Omit the pictures and output every entry below exactly as written.

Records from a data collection
--- START ---

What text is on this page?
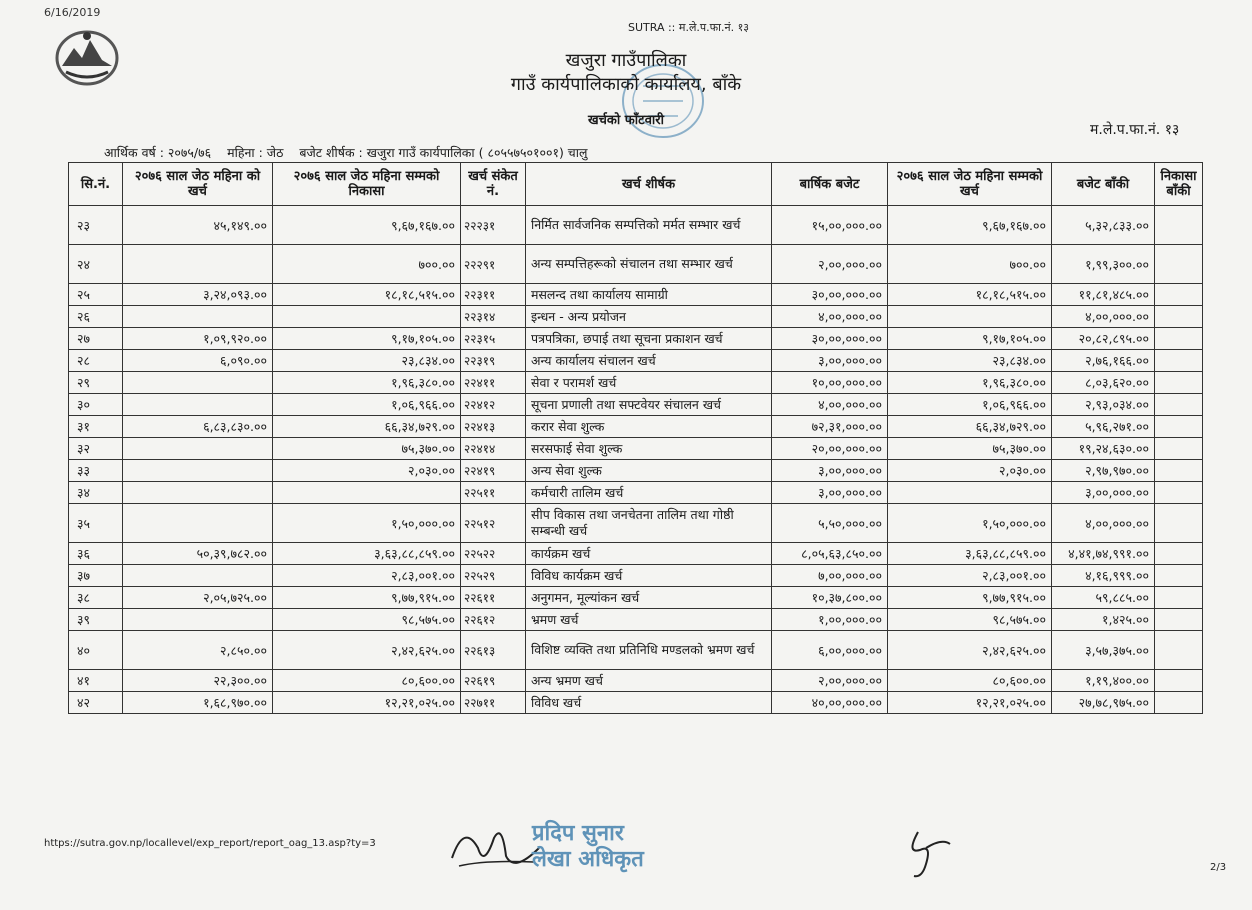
6/16/2019
SUTRA :: म.ले.प.फा.नं. १३
खजुरा गाउँपालिका
गाउँ कार्यपालिकाको कार्यालय, बाँके
खर्चको फाँटवारी
म.ले.प.फा.नं. १३
आर्थिक वर्ष : २०७५/७६ महिना : जेठ बजेट शीर्षक : खजुरा गाउँ कार्यपालिका ( ८०५५७५०१००१) चालु
सि.नं.	२०७६ साल जेठ महिना को खर्च	२०७६ साल जेठ महिना सम्मको निकासा	खर्च संकेत नं.	खर्च शीर्षक	बार्षिक बजेट	२०७६ साल जेठ महिना सम्मको खर्च	बजेट बाँकी	निकासा बाँकी
२३	४५,१४९.००	९,६७,१६७.००	२२२३१	निर्मित सार्वजनिक सम्पत्तिको मर्मत सम्भार खर्च	१५,००,०००.००	९,६७,१६७.००	५,३२,८३३.००	
२४		७००.००	२२२९१	अन्य सम्पत्तिहरूको संचालन तथा सम्भार खर्च	२,००,०००.००	७००.००	१,९९,३००.००	
२५	३,२४,०९३.००	१८,१८,५१५.००	२२३११	मसलन्द तथा कार्यालय सामाग्री	३०,००,०००.००	१८,१८,५१५.००	११,८१,४८५.००	
२६			२२३१४	इन्धन - अन्य प्रयोजन	४,००,०००.००		४,००,०००.००	
२७	१,०९,९२०.००	९,१७,१०५.००	२२३१५	पत्रपत्रिका, छपाई तथा सूचना प्रकाशन खर्च	३०,००,०००.००	९,१७,१०५.००	२०,८२,८९५.००	
२८	६,०९०.००	२३,८३४.००	२२३१९	अन्य कार्यालय संचालन खर्च	३,००,०००.००	२३,८३४.००	२,७६,१६६.००	
२९		१,९६,३८०.००	२२४११	सेवा र परामर्श खर्च	१०,००,०००.००	१,९६,३८०.००	८,०३,६२०.००	
३०		१,०६,९६६.००	२२४१२	सूचना प्रणाली तथा सफ्टवेयर संचालन खर्च	४,००,०००.००	१,०६,९६६.००	२,९३,०३४.००	
३१	६,८३,८३०.००	६६,३४,७२९.००	२२४१३	करार सेवा शुल्क	७२,३१,०००.००	६६,३४,७२९.००	५,९६,२७१.००	
३२		७५,३७०.००	२२४१४	सरसफाई सेवा शुल्क	२०,००,०००.००	७५,३७०.००	१९,२४,६३०.००	
३३		२,०३०.००	२२४१९	अन्य सेवा शुल्क	३,००,०००.००	२,०३०.००	२,९७,९७०.००	
३४			२२५११	कर्मचारी तालिम खर्च	३,००,०००.००		३,००,०००.००	
३५		१,५०,०००.००	२२५१२	सीप विकास तथा जनचेतना तालिम तथा गोष्ठी सम्बन्धी खर्च	५,५०,०००.००	१,५०,०००.००	४,००,०००.००	
३६	५०,३९,७८२.००	३,६३,८८,८५९.००	२२५२२	कार्यक्रम खर्च	८,०५,६३,८५०.००	३,६३,८८,८५९.००	४,४१,७४,९९१.००	
३७		२,८३,००१.००	२२५२९	विविध कार्यक्रम खर्च	७,००,०००.००	२,८३,००१.००	४,१६,९९९.००	
३८	२,०५,७२५.००	९,७७,९१५.००	२२६११	अनुगमन, मूल्यांकन खर्च	१०,३७,८००.००	९,७७,९१५.००	५९,८८५.००	
३९		९८,५७५.००	२२६१२	भ्रमण खर्च	१,००,०००.००	९८,५७५.००	१,४२५.००	
४०	२,८५०.००	२,४२,६२५.००	२२६१३	विशिष्ट व्यक्ति तथा प्रतिनिधि मण्डलको भ्रमण खर्च	६,००,०००.००	२,४२,६२५.००	३,५७,३७५.००	
४१	२२,३००.००	८०,६००.००	२२६१९	अन्य भ्रमण खर्च	२,००,०००.००	८०,६००.००	१,१९,४००.००	
४२	१,६८,९७०.००	१२,२१,०२५.००	२२७११	विविध खर्च	४०,००,०००.००	१२,२१,०२५.००	२७,७८,९७५.००	
https://sutra.gov.np/locallevel/exp_report/report_oag_13.asp?ty=3
2/3
प्रदिप सुनार
लेखा अधिकृत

--- END ---

> _Solution for this task_:
What text is on this page?
6/16/2019
SUTRA :: म.ले.प.फा.नं. १३
खजुरा गाउँपालिका
गाउँ कार्यपालिकाको कार्यालय, बाँके
खर्चको फाँटवारी
म.ले.प.फा.नं. १३
आर्थिक वर्ष : २०७५/७६ महिना : जेठ बजेट शीर्षक : खजुरा गाउँ कार्यपालिका ( ८०५५७५०१००१) चालु
सि.नं.	२०७६ साल जेठ महिना को खर्च	२०७६ साल जेठ महिना सम्मको निकासा	खर्च संकेत नं.	खर्च शीर्षक	बार्षिक बजेट	२०७६ साल जेठ महिना सम्मको खर्च	बजेट बाँकी	निकासा बाँकी
२३	४५,१४९.००	९,६७,१६७.००	२२२३१	निर्मित सार्वजनिक सम्पत्तिको मर्मत सम्भार खर्च	१५,००,०००.००	९,६७,१६७.००	५,३२,८३३.००	
२४		७००.००	२२२९१	अन्य सम्पत्तिहरूको संचालन तथा सम्भार खर्च	२,००,०००.००	७००.००	१,९९,३००.००	
२५	३,२४,०९३.००	१८,१८,५१५.००	२२३११	मसलन्द तथा कार्यालय सामाग्री	३०,००,०००.००	१८,१८,५१५.००	११,८१,४८५.००	
२६			२२३१४	इन्धन - अन्य प्रयोजन	४,००,०००.००		४,००,०००.००	
२७	१,०९,९२०.००	९,१७,१०५.००	२२३१५	पत्रपत्रिका, छपाई तथा सूचना प्रकाशन खर्च	३०,००,०००.००	९,१७,१०५.००	२०,८२,८९५.००	
२८	६,०९०.००	२३,८३४.००	२२३१९	अन्य कार्यालय संचालन खर्च	३,००,०००.००	२३,८३४.००	२,७६,१६६.००	
२९		१,९६,३८०.००	२२४११	सेवा र परामर्श खर्च	१०,००,०००.००	१,९६,३८०.००	८,०३,६२०.००	
३०		१,०६,९६६.००	२२४१२	सूचना प्रणाली तथा सफ्टवेयर संचालन खर्च	४,००,०००.००	१,०६,९६६.००	२,९३,०३४.००	
३१	६,८३,८३०.००	६६,३४,७२९.००	२२४१३	करार सेवा शुल्क	७२,३१,०००.००	६६,३४,७२९.००	५,९६,२७१.००	
३२		७५,३७०.००	२२४१४	सरसफाई सेवा शुल्क	२०,००,०००.००	७५,३७०.००	१९,२४,६३०.००	
३३		२,०३०.००	२२४१९	अन्य सेवा शुल्क	३,००,०००.००	२,०३०.००	२,९७,९७०.००	
३४			२२५११	कर्मचारी तालिम खर्च	३,००,०००.००		३,००,०००.००	
३५		१,५०,०००.००	२२५१२	सीप विकास तथा जनचेतना तालिम तथा गोष्ठी सम्बन्धी खर्च	५,५०,०००.००	१,५०,०००.००	४,००,०००.००	
३६	५०,३९,७८२.००	३,६३,८८,८५९.००	२२५२२	कार्यक्रम खर्च	८,०५,६३,८५०.००	३,६३,८८,८५९.००	४,४१,७४,९९१.००	
३७		२,८३,००१.००	२२५२९	विविध कार्यक्रम खर्च	७,००,०००.००	२,८३,००१.००	४,१६,९९९.००	
३८	२,०५,७२५.००	९,७७,९१५.००	२२६११	अनुगमन, मूल्यांकन खर्च	१०,३७,८००.००	९,७७,९१५.००	५९,८८५.००	
३९		९८,५७५.००	२२६१२	भ्रमण खर्च	१,००,०००.००	९८,५७५.००	१,४२५.००	
४०	२,८५०.००	२,४२,६२५.००	२२६१३	विशिष्ट व्यक्ति तथा प्रतिनिधि मण्डलको भ्रमण खर्च	६,००,०००.००	२,४२,६२५.००	३,५७,३७५.००	
४१	२२,३००.००	८०,६००.००	२२६१९	अन्य भ्रमण खर्च	२,००,०००.००	८०,६००.००	१,१९,४००.००	
४२	१,६८,९७०.००	१२,२१,०२५.००	२२७११	विविध खर्च	४०,००,०००.००	१२,२१,०२५.००	२७,७८,९७५.००	
https://sutra.gov.np/locallevel/exp_report/report_oag_13.asp?ty=3
2/3
प्रदिप सुनार
लेखा अधिकृत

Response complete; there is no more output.